— BEGIN Record extracts —

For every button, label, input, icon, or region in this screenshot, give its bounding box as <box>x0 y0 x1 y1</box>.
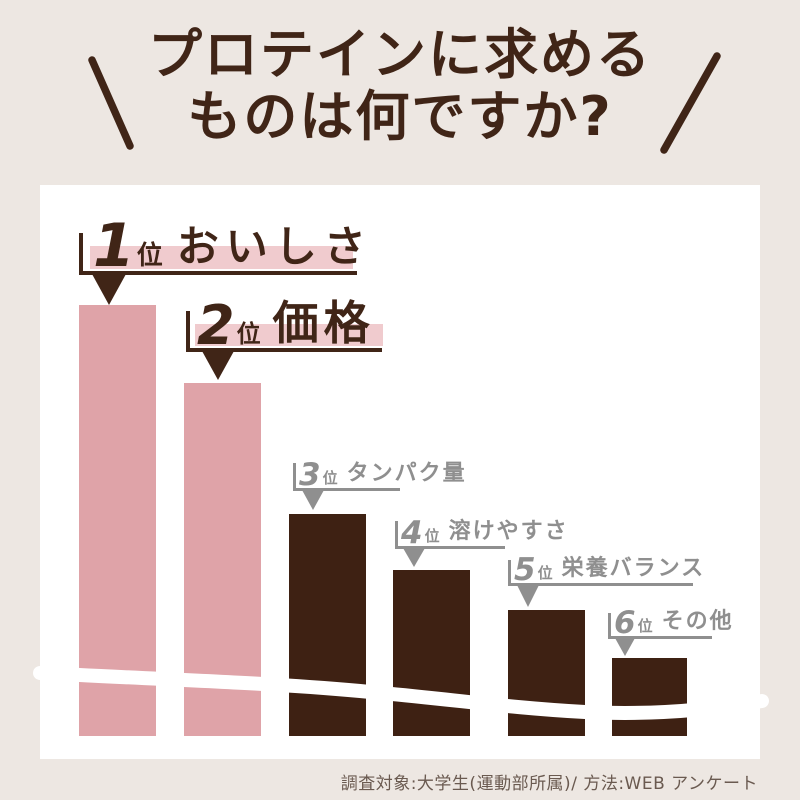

— END Record extracts —
— BEGIN Record extracts —

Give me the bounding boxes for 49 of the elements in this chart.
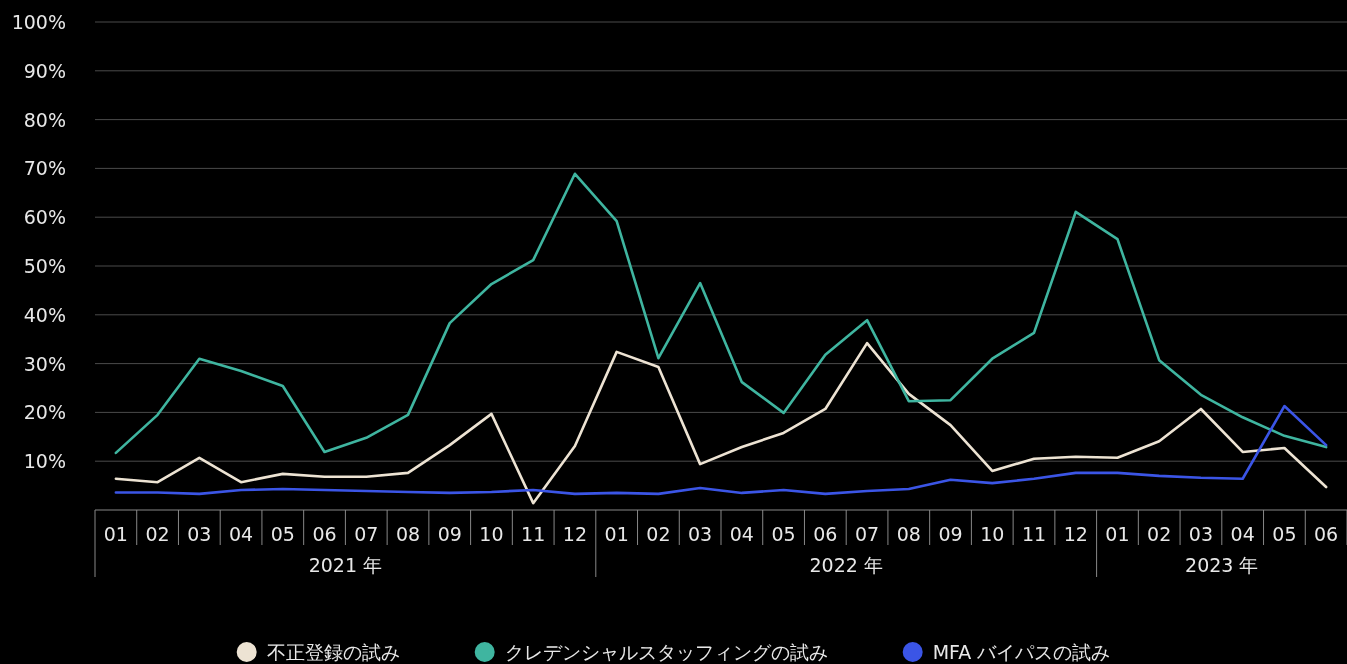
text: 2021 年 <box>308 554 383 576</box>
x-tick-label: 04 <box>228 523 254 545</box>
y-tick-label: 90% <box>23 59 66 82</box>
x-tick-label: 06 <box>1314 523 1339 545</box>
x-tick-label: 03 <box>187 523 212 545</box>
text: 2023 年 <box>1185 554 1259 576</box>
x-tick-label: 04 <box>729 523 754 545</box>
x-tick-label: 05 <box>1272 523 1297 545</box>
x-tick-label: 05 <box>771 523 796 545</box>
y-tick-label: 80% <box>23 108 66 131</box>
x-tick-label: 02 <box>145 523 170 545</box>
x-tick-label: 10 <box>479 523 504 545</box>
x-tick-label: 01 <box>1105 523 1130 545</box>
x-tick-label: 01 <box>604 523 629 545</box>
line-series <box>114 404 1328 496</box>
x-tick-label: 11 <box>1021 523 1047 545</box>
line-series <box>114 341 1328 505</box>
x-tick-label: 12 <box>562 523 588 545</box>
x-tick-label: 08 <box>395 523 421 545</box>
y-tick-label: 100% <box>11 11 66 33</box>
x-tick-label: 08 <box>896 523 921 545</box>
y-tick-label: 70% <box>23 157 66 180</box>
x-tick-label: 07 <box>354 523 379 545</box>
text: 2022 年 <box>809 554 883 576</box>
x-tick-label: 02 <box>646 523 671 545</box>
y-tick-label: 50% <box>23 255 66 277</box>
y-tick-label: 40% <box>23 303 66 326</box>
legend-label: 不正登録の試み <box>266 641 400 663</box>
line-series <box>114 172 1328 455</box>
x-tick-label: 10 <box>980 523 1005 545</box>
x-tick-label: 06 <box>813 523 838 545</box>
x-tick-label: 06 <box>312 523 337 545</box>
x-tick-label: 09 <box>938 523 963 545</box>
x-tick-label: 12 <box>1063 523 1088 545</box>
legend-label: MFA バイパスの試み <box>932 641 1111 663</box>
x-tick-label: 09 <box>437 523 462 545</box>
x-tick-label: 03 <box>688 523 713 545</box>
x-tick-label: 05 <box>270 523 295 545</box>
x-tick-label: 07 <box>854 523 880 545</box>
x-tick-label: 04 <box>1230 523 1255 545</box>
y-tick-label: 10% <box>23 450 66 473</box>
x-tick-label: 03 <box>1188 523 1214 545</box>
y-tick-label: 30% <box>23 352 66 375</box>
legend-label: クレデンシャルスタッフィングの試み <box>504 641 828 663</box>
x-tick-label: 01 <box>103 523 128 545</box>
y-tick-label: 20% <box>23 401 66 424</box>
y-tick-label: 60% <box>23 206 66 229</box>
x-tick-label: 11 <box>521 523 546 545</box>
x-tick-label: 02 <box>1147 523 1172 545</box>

— END Record extracts —
— BEGIN Record extracts —

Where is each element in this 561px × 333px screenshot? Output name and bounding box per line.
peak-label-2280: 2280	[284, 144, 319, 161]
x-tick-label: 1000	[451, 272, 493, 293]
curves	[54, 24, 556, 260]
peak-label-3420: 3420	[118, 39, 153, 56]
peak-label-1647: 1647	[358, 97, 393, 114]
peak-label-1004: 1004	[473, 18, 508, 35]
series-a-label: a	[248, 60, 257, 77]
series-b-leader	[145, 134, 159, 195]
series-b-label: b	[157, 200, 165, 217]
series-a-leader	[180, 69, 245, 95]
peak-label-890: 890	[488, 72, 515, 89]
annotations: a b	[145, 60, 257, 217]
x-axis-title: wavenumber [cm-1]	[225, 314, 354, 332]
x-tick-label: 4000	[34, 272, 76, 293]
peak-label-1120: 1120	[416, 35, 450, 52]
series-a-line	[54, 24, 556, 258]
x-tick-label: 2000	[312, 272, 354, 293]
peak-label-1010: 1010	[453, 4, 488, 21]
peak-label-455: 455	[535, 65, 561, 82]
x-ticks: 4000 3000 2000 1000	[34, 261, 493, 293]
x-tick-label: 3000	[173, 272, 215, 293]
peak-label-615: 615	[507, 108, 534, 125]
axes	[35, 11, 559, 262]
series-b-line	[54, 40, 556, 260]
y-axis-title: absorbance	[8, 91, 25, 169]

— END Record extracts —

§ **Task goal**
Could you return the records above, from the line with "Give me the" up to and including the line with "x-tick-label: 04 <box>729 523 754 545</box>", leaving the pictures out?

§ **Response to the task**
Give me the bounding boxes for 49 of the elements in this chart.
text: 2021 年 <box>308 554 383 576</box>
x-tick-label: 04 <box>228 523 254 545</box>
y-tick-label: 90% <box>23 59 66 82</box>
x-tick-label: 06 <box>1314 523 1339 545</box>
x-tick-label: 03 <box>187 523 212 545</box>
text: 2023 年 <box>1185 554 1259 576</box>
x-tick-label: 04 <box>729 523 754 545</box>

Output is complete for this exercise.